Stored entries:

--- BEGIN ---

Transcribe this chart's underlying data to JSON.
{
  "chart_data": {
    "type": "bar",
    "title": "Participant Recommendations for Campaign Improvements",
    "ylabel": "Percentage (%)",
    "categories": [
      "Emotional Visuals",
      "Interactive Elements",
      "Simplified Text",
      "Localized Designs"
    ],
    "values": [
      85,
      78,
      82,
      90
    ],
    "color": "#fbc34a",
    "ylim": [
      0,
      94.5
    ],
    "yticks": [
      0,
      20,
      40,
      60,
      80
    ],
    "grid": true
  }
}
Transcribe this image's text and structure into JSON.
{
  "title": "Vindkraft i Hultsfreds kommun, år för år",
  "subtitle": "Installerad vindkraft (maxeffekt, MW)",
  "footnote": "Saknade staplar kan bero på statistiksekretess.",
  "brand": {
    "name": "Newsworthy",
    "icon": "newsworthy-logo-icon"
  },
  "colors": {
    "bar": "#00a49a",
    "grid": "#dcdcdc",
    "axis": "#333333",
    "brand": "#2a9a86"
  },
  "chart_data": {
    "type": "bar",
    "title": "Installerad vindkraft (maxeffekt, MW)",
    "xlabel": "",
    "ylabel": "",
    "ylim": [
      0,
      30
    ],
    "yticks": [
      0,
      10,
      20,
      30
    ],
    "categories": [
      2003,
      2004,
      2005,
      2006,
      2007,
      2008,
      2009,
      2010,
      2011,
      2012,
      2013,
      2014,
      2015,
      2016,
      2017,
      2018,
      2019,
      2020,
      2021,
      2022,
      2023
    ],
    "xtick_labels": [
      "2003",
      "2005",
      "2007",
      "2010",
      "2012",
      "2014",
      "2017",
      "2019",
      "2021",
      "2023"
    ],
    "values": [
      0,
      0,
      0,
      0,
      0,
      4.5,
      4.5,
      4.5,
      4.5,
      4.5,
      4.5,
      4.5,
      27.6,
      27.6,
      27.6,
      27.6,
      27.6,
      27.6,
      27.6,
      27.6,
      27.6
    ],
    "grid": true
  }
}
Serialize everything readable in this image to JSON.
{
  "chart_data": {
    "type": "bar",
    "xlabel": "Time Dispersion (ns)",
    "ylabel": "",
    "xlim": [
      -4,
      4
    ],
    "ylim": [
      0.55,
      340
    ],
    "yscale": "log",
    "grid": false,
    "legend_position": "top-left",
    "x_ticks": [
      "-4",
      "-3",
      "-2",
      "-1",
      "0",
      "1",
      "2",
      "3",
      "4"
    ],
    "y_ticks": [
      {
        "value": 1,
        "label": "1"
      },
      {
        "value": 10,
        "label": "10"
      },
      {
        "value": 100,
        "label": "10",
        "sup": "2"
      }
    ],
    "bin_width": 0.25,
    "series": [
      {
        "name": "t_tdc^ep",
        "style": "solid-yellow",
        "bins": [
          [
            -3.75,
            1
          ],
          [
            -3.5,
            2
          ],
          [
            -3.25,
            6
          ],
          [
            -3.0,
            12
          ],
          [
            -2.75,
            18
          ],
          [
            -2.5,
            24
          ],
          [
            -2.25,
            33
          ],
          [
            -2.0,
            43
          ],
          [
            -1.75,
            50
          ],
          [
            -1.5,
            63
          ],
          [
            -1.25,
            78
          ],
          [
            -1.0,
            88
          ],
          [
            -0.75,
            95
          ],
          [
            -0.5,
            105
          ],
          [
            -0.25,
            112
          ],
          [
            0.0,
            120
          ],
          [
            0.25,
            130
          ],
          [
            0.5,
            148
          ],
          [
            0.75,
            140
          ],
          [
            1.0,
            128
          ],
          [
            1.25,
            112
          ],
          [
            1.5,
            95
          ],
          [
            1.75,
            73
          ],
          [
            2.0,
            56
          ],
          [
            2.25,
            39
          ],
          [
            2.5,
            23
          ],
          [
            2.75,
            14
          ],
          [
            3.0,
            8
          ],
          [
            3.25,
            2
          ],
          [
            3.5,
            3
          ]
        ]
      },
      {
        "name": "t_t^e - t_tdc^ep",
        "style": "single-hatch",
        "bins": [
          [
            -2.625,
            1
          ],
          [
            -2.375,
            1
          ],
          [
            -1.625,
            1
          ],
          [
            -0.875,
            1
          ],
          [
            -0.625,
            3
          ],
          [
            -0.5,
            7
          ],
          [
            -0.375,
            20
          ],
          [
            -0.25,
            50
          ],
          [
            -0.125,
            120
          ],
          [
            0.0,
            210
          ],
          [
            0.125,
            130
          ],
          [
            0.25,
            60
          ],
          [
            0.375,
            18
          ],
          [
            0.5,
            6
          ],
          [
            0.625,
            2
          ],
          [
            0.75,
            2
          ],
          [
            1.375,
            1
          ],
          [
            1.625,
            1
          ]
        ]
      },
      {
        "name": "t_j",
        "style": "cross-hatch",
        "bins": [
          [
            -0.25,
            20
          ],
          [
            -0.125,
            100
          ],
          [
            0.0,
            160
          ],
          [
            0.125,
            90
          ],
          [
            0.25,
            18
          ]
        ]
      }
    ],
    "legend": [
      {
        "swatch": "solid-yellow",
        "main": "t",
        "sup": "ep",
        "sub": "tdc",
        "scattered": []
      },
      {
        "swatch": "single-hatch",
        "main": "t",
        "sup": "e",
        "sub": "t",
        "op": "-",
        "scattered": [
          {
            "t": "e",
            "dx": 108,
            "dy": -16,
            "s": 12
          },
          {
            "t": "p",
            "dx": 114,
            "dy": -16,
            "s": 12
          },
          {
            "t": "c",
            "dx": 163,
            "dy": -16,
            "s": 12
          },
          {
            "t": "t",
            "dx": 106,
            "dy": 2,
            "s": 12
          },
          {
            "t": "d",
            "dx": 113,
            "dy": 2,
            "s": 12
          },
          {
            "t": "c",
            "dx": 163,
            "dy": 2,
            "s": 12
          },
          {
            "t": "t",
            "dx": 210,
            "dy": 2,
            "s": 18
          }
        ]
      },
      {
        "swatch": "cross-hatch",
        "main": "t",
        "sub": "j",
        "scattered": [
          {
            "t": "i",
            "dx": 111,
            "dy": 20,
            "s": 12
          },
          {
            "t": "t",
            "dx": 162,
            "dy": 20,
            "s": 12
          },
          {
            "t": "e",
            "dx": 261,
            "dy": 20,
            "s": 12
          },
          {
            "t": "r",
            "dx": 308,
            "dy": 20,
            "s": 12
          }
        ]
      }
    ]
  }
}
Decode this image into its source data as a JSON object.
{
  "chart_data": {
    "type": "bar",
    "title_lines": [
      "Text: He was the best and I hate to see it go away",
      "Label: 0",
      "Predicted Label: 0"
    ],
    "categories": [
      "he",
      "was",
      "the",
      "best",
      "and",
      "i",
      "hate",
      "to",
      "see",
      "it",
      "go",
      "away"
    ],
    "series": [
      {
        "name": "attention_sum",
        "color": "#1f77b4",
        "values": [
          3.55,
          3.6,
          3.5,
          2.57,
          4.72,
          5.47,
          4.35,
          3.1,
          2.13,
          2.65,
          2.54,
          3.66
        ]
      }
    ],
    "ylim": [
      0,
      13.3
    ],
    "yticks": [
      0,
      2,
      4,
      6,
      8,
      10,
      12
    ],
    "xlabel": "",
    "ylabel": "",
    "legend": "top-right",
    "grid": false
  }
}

--- END ---

### Exercise
Your task is to quote all of the data word for word.

### Output
Transcribe this chart's underlying data to JSON.
{
  "chart_data": {
    "type": "bar",
    "title": "Participant Recommendations for Campaign Improvements",
    "ylabel": "Percentage (%)",
    "categories": [
      "Emotional Visuals",
      "Interactive Elements",
      "Simplified Text",
      "Localized Designs"
    ],
    "values": [
      85,
      78,
      82,
      90
    ],
    "color": "#fbc34a",
    "ylim": [
      0,
      94.5
    ],
    "yticks": [
      0,
      20,
      40,
      60,
      80
    ],
    "grid": true
  }
}
Transcribe this image's text and structure into JSON.
{
  "title": "Vindkraft i Hultsfreds kommun, år för år",
  "subtitle": "Installerad vindkraft (maxeffekt, MW)",
  "footnote": "Saknade staplar kan bero på statistiksekretess.",
  "brand": {
    "name": "Newsworthy",
    "icon": "newsworthy-logo-icon"
  },
  "colors": {
    "bar": "#00a49a",
    "grid": "#dcdcdc",
    "axis": "#333333",
    "brand": "#2a9a86"
  },
  "chart_data": {
    "type": "bar",
    "title": "Installerad vindkraft (maxeffekt, MW)",
    "xlabel": "",
    "ylabel": "",
    "ylim": [
      0,
      30
    ],
    "yticks": [
      0,
      10,
      20,
      30
    ],
    "categories": [
      2003,
      2004,
      2005,
      2006,
      2007,
      2008,
      2009,
      2010,
      2011,
      2012,
      2013,
      2014,
      2015,
      2016,
      2017,
      2018,
      2019,
      2020,
      2021,
      2022,
      2023
    ],
    "xtick_labels": [
      "2003",
      "2005",
      "2007",
      "2010",
      "2012",
      "2014",
      "2017",
      "2019",
      "2021",
      "2023"
    ],
    "values": [
      0,
      0,
      0,
      0,
      0,
      4.5,
      4.5,
      4.5,
      4.5,
      4.5,
      4.5,
      4.5,
      27.6,
      27.6,
      27.6,
      27.6,
      27.6,
      27.6,
      27.6,
      27.6,
      27.6
    ],
    "grid": true
  }
}
Serialize everything readable in this image to JSON.
{
  "chart_data": {
    "type": "bar",
    "xlabel": "Time Dispersion (ns)",
    "ylabel": "",
    "xlim": [
      -4,
      4
    ],
    "ylim": [
      0.55,
      340
    ],
    "yscale": "log",
    "grid": false,
    "legend_position": "top-left",
    "x_ticks": [
      "-4",
      "-3",
      "-2",
      "-1",
      "0",
      "1",
      "2",
      "3",
      "4"
    ],
    "y_ticks": [
      {
        "value": 1,
        "label": "1"
      },
      {
        "value": 10,
        "label": "10"
      },
      {
        "value": 100,
        "label": "10",
        "sup": "2"
      }
    ],
    "bin_width": 0.25,
    "series": [
      {
        "name": "t_tdc^ep",
        "style": "solid-yellow",
        "bins": [
          [
            -3.75,
            1
          ],
          [
            -3.5,
            2
          ],
          [
            -3.25,
            6
          ],
          [
            -3.0,
            12
          ],
          [
            -2.75,
            18
          ],
          [
            -2.5,
            24
          ],
          [
            -2.25,
            33
          ],
          [
            -2.0,
            43
          ],
          [
            -1.75,
            50
          ],
          [
            -1.5,
            63
          ],
          [
            -1.25,
            78
          ],
          [
            -1.0,
            88
          ],
          [
            -0.75,
            95
          ],
          [
            -0.5,
            105
          ],
          [
            -0.25,
            112
          ],
          [
            0.0,
            120
          ],
          [
            0.25,
            130
          ],
          [
            0.5,
            148
          ],
          [
            0.75,
            140
          ],
          [
            1.0,
            128
          ],
          [
            1.25,
            112
          ],
          [
            1.5,
            95
          ],
          [
            1.75,
            73
          ],
          [
            2.0,
            56
          ],
          [
            2.25,
            39
          ],
          [
            2.5,
            23
          ],
          [
            2.75,
            14
          ],
          [
            3.0,
            8
          ],
          [
            3.25,
            2
          ],
          [
            3.5,
            3
          ]
        ]
      },
      {
        "name": "t_t^e - t_tdc^ep",
        "style": "single-hatch",
        "bins": [
          [
            -2.625,
            1
          ],
          [
            -2.375,
            1
          ],
          [
            -1.625,
            1
          ],
          [
            -0.875,
            1
          ],
          [
            -0.625,
            3
          ],
          [
            -0.5,
            7
          ],
          [
            -0.375,
            20
          ],
          [
            -0.25,
            50
          ],
          [
            -0.125,
            120
          ],
          [
            0.0,
            210
          ],
          [
            0.125,
            130
          ],
          [
            0.25,
            60
          ],
          [
            0.375,
            18
          ],
          [
            0.5,
            6
          ],
          [
            0.625,
            2
          ],
          [
            0.75,
            2
          ],
          [
            1.375,
            1
          ],
          [
            1.625,
            1
          ]
        ]
      },
      {
        "name": "t_j",
        "style": "cross-hatch",
        "bins": [
          [
            -0.25,
            20
          ],
          [
            -0.125,
            100
          ],
          [
            0.0,
            160
          ],
          [
            0.125,
            90
          ],
          [
            0.25,
            18
          ]
        ]
      }
    ],
    "legend": [
      {
        "swatch": "solid-yellow",
        "main": "t",
        "sup": "ep",
        "sub": "tdc",
        "scattered": []
      },
      {
        "swatch": "single-hatch",
        "main": "t",
        "sup": "e",
        "sub": "t",
        "op": "-",
        "scattered": [
          {
            "t": "e",
            "dx": 108,
            "dy": -16,
            "s": 12
          },
          {
            "t": "p",
            "dx": 114,
            "dy": -16,
            "s": 12
          },
          {
            "t": "c",
            "dx": 163,
            "dy": -16,
            "s": 12
          },
          {
            "t": "t",
            "dx": 106,
            "dy": 2,
            "s": 12
          },
          {
            "t": "d",
            "dx": 113,
            "dy": 2,
            "s": 12
          },
          {
            "t": "c",
            "dx": 163,
            "dy": 2,
            "s": 12
          },
          {
            "t": "t",
            "dx": 210,
            "dy": 2,
            "s": 18
          }
        ]
      },
      {
        "swatch": "cross-hatch",
        "main": "t",
        "sub": "j",
        "scattered": [
          {
            "t": "i",
            "dx": 111,
            "dy": 20,
            "s": 12
          },
          {
            "t": "t",
            "dx": 162,
            "dy": 20,
            "s": 12
          },
          {
            "t": "e",
            "dx": 261,
            "dy": 20,
            "s": 12
          },
          {
            "t": "r",
            "dx": 308,
            "dy": 20,
            "s": 12
          }
        ]
      }
    ]
  }
}
Decode this image into its source data as a JSON object.
{
  "chart_data": {
    "type": "bar",
    "title_lines": [
      "Text: He was the best and I hate to see it go away",
      "Label: 0",
      "Predicted Label: 0"
    ],
    "categories": [
      "he",
      "was",
      "the",
      "best",
      "and",
      "i",
      "hate",
      "to",
      "see",
      "it",
      "go",
      "away"
    ],
    "series": [
      {
        "name": "attention_sum",
        "color": "#1f77b4",
        "values": [
          3.55,
          3.6,
          3.5,
          2.57,
          4.72,
          5.47,
          4.35,
          3.1,
          2.13,
          2.65,
          2.54,
          3.66
        ]
      }
    ],
    "ylim": [
      0,
      13.3
    ],
    "yticks": [
      0,
      2,
      4,
      6,
      8,
      10,
      12
    ],
    "xlabel": "",
    "ylabel": "",
    "legend": "top-right",
    "grid": false
  }
}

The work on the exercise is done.